━━ Excerpted records ━━

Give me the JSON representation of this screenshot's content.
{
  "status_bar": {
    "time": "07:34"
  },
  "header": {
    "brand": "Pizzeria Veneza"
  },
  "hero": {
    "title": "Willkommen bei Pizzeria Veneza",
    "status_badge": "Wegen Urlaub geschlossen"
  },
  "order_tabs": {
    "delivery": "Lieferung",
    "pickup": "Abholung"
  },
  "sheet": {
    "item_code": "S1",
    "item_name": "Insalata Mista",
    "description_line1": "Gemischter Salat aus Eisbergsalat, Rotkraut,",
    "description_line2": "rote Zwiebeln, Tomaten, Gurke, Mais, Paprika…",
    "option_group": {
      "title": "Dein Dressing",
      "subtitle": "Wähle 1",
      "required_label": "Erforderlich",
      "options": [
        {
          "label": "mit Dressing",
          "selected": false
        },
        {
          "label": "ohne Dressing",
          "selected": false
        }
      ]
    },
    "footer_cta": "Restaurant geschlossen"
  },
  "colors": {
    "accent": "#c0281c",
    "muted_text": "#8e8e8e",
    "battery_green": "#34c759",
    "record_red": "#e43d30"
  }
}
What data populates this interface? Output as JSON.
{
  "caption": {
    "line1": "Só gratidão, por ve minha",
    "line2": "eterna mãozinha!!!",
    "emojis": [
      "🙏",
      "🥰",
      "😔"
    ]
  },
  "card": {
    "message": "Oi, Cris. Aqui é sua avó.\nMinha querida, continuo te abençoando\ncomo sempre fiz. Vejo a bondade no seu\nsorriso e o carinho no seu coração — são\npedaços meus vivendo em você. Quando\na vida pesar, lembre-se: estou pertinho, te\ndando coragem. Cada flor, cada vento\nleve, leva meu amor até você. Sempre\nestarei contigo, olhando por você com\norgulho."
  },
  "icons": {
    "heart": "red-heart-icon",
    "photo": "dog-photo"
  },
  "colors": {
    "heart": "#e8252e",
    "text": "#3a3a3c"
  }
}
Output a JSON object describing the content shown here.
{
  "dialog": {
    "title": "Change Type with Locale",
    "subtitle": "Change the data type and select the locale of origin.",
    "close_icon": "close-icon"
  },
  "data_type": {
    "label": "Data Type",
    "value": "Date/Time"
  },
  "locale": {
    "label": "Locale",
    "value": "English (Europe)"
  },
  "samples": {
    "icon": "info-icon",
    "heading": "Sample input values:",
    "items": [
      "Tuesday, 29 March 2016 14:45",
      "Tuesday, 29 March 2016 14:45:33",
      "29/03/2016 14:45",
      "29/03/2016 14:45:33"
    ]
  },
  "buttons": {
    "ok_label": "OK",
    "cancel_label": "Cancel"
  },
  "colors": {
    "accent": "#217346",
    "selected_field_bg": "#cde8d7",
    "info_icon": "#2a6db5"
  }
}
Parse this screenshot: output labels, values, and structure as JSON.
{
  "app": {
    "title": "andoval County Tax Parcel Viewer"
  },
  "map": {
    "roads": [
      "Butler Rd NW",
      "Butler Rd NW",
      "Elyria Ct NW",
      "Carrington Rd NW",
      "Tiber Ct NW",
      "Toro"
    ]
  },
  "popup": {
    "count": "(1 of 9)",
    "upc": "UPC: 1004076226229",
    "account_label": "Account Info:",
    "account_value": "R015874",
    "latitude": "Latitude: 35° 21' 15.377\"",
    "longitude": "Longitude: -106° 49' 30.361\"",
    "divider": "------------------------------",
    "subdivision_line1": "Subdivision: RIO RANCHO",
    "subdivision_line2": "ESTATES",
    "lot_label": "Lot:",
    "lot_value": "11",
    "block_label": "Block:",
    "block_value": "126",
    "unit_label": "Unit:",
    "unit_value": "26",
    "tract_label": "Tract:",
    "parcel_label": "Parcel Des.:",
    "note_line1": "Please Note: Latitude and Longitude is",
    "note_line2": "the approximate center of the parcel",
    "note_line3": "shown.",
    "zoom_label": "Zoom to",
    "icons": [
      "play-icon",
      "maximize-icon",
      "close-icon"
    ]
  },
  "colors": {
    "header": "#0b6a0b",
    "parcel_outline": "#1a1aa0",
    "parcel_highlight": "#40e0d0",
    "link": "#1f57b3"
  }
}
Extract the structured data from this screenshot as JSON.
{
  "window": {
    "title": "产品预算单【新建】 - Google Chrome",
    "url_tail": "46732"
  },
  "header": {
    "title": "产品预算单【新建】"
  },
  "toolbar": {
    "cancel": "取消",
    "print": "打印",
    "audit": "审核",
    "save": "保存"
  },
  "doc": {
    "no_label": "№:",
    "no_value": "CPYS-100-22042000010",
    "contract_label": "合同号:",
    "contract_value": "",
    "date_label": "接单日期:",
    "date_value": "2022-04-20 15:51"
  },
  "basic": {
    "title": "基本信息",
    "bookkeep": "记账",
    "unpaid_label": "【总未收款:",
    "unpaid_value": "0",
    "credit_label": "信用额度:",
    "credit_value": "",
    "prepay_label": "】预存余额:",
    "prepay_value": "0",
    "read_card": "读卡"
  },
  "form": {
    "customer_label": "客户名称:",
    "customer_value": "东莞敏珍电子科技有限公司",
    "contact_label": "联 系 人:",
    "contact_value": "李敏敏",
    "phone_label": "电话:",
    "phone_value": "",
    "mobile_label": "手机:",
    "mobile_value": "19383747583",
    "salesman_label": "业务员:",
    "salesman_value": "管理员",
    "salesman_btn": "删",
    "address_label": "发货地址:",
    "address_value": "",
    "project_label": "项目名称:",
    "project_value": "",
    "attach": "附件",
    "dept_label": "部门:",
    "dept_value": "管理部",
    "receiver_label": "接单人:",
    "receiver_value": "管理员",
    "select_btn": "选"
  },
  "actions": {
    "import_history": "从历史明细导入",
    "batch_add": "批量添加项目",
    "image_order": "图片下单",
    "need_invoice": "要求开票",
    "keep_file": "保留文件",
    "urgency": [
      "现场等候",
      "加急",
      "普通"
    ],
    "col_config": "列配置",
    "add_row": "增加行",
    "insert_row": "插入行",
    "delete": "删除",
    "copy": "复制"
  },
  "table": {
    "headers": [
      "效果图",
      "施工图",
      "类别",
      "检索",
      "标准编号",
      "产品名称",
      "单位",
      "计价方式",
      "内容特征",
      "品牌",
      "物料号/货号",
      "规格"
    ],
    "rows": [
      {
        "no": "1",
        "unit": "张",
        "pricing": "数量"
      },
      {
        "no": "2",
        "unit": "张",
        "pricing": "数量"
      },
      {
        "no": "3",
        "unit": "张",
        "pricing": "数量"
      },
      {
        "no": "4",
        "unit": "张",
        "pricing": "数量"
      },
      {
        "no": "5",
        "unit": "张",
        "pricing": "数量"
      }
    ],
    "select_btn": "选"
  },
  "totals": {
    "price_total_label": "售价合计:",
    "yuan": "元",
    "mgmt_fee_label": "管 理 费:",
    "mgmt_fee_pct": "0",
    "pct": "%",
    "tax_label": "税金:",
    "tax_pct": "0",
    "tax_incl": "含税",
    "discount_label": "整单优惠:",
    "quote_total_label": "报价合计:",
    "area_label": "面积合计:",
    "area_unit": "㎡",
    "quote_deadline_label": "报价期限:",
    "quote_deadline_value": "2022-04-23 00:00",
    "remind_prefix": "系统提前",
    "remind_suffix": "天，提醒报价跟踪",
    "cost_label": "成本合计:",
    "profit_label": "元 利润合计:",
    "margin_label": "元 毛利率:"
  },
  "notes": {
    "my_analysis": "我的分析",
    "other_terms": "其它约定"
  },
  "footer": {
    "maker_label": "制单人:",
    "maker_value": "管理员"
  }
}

━━━

> **Work to do**
Recopy the entries above in their entirety, exactly.

> **Task answer**
Give me the JSON representation of this screenshot's content.
{
  "status_bar": {
    "time": "07:34"
  },
  "header": {
    "brand": "Pizzeria Veneza"
  },
  "hero": {
    "title": "Willkommen bei Pizzeria Veneza",
    "status_badge": "Wegen Urlaub geschlossen"
  },
  "order_tabs": {
    "delivery": "Lieferung",
    "pickup": "Abholung"
  },
  "sheet": {
    "item_code": "S1",
    "item_name": "Insalata Mista",
    "description_line1": "Gemischter Salat aus Eisbergsalat, Rotkraut,",
    "description_line2": "rote Zwiebeln, Tomaten, Gurke, Mais, Paprika…",
    "option_group": {
      "title": "Dein Dressing",
      "subtitle": "Wähle 1",
      "required_label": "Erforderlich",
      "options": [
        {
          "label": "mit Dressing",
          "selected": false
        },
        {
          "label": "ohne Dressing",
          "selected": false
        }
      ]
    },
    "footer_cta": "Restaurant geschlossen"
  },
  "colors": {
    "accent": "#c0281c",
    "muted_text": "#8e8e8e",
    "battery_green": "#34c759",
    "record_red": "#e43d30"
  }
}
What data populates this interface? Output as JSON.
{
  "caption": {
    "line1": "Só gratidão, por ve minha",
    "line2": "eterna mãozinha!!!",
    "emojis": [
      "🙏",
      "🥰",
      "😔"
    ]
  },
  "card": {
    "message": "Oi, Cris. Aqui é sua avó.\nMinha querida, continuo te abençoando\ncomo sempre fiz. Vejo a bondade no seu\nsorriso e o carinho no seu coração — são\npedaços meus vivendo em você. Quando\na vida pesar, lembre-se: estou pertinho, te\ndando coragem. Cada flor, cada vento\nleve, leva meu amor até você. Sempre\nestarei contigo, olhando por você com\norgulho."
  },
  "icons": {
    "heart": "red-heart-icon",
    "photo": "dog-photo"
  },
  "colors": {
    "heart": "#e8252e",
    "text": "#3a3a3c"
  }
}
Output a JSON object describing the content shown here.
{
  "dialog": {
    "title": "Change Type with Locale",
    "subtitle": "Change the data type and select the locale of origin.",
    "close_icon": "close-icon"
  },
  "data_type": {
    "label": "Data Type",
    "value": "Date/Time"
  },
  "locale": {
    "label": "Locale",
    "value": "English (Europe)"
  },
  "samples": {
    "icon": "info-icon",
    "heading": "Sample input values:",
    "items": [
      "Tuesday, 29 March 2016 14:45",
      "Tuesday, 29 March 2016 14:45:33",
      "29/03/2016 14:45",
      "29/03/2016 14:45:33"
    ]
  },
  "buttons": {
    "ok_label": "OK",
    "cancel_label": "Cancel"
  },
  "colors": {
    "accent": "#217346",
    "selected_field_bg": "#cde8d7",
    "info_icon": "#2a6db5"
  }
}
Parse this screenshot: output labels, values, and structure as JSON.
{
  "app": {
    "title": "andoval County Tax Parcel Viewer"
  },
  "map": {
    "roads": [
      "Butler Rd NW",
      "Butler Rd NW",
      "Elyria Ct NW",
      "Carrington Rd NW",
      "Tiber Ct NW",
      "Toro"
    ]
  },
  "popup": {
    "count": "(1 of 9)",
    "upc": "UPC: 1004076226229",
    "account_label": "Account Info:",
    "account_value": "R015874",
    "latitude": "Latitude: 35° 21' 15.377\"",
    "longitude": "Longitude: -106° 49' 30.361\"",
    "divider": "------------------------------",
    "subdivision_line1": "Subdivision: RIO RANCHO",
    "subdivision_line2": "ESTATES",
    "lot_label": "Lot:",
    "lot_value": "11",
    "block_label": "Block:",
    "block_value": "126",
    "unit_label": "Unit:",
    "unit_value": "26",
    "tract_label": "Tract:",
    "parcel_label": "Parcel Des.:",
    "note_line1": "Please Note: Latitude and Longitude is",
    "note_line2": "the approximate center of the parcel",
    "note_line3": "shown.",
    "zoom_label": "Zoom to",
    "icons": [
      "play-icon",
      "maximize-icon",
      "close-icon"
    ]
  },
  "colors": {
    "header": "#0b6a0b",
    "parcel_outline": "#1a1aa0",
    "parcel_highlight": "#40e0d0",
    "link": "#1f57b3"
  }
}
Extract the structured data from this screenshot as JSON.
{
  "window": {
    "title": "产品预算单【新建】 - Google Chrome",
    "url_tail": "46732"
  },
  "header": {
    "title": "产品预算单【新建】"
  },
  "toolbar": {
    "cancel": "取消",
    "print": "打印",
    "audit": "审核",
    "save": "保存"
  },
  "doc": {
    "no_label": "№:",
    "no_value": "CPYS-100-22042000010",
    "contract_label": "合同号:",
    "contract_value": "",
    "date_label": "接单日期:",
    "date_value": "2022-04-20 15:51"
  },
  "basic": {
    "title": "基本信息",
    "bookkeep": "记账",
    "unpaid_label": "【总未收款:",
    "unpaid_value": "0",
    "credit_label": "信用额度:",
    "credit_value": "",
    "prepay_label": "】预存余额:",
    "prepay_value": "0",
    "read_card": "读卡"
  },
  "form": {
    "customer_label": "客户名称:",
    "customer_value": "东莞敏珍电子科技有限公司",
    "contact_label": "联 系 人:",
    "contact_value": "李敏敏",
    "phone_label": "电话:",
    "phone_value": "",
    "mobile_label": "手机:",
    "mobile_value": "19383747583",
    "salesman_label": "业务员:",
    "salesman_value": "管理员",
    "salesman_btn": "删",
    "address_label": "发货地址:",
    "address_value": "",
    "project_label": "项目名称:",
    "project_value": "",
    "attach": "附件",
    "dept_label": "部门:",
    "dept_value": "管理部",
    "receiver_label": "接单人:",
    "receiver_value": "管理员",
    "select_btn": "选"
  },
  "actions": {
    "import_history": "从历史明细导入",
    "batch_add": "批量添加项目",
    "image_order": "图片下单",
    "need_invoice": "要求开票",
    "keep_file": "保留文件",
    "urgency": [
      "现场等候",
      "加急",
      "普通"
    ],
    "col_config": "列配置",
    "add_row": "增加行",
    "insert_row": "插入行",
    "delete": "删除",
    "copy": "复制"
  },
  "table": {
    "headers": [
      "效果图",
      "施工图",
      "类别",
      "检索",
      "标准编号",
      "产品名称",
      "单位",
      "计价方式",
      "内容特征",
      "品牌",
      "物料号/货号",
      "规格"
    ],
    "rows": [
      {
        "no": "1",
        "unit": "张",
        "pricing": "数量"
      },
      {
        "no": "2",
        "unit": "张",
        "pricing": "数量"
      },
      {
        "no": "3",
        "unit": "张",
        "pricing": "数量"
      },
      {
        "no": "4",
        "unit": "张",
        "pricing": "数量"
      },
      {
        "no": "5",
        "unit": "张",
        "pricing": "数量"
      }
    ],
    "select_btn": "选"
  },
  "totals": {
    "price_total_label": "售价合计:",
    "yuan": "元",
    "mgmt_fee_label": "管 理 费:",
    "mgmt_fee_pct": "0",
    "pct": "%",
    "tax_label": "税金:",
    "tax_pct": "0",
    "tax_incl": "含税",
    "discount_label": "整单优惠:",
    "quote_total_label": "报价合计:",
    "area_label": "面积合计:",
    "area_unit": "㎡",
    "quote_deadline_label": "报价期限:",
    "quote_deadline_value": "2022-04-23 00:00",
    "remind_prefix": "系统提前",
    "remind_suffix": "天，提醒报价跟踪",
    "cost_label": "成本合计:",
    "profit_label": "元 利润合计:",
    "margin_label": "元 毛利率:"
  },
  "notes": {
    "my_analysis": "我的分析",
    "other_terms": "其它约定"
  },
  "footer": {
    "maker_label": "制单人:",
    "maker_value": "管理员"
  }
}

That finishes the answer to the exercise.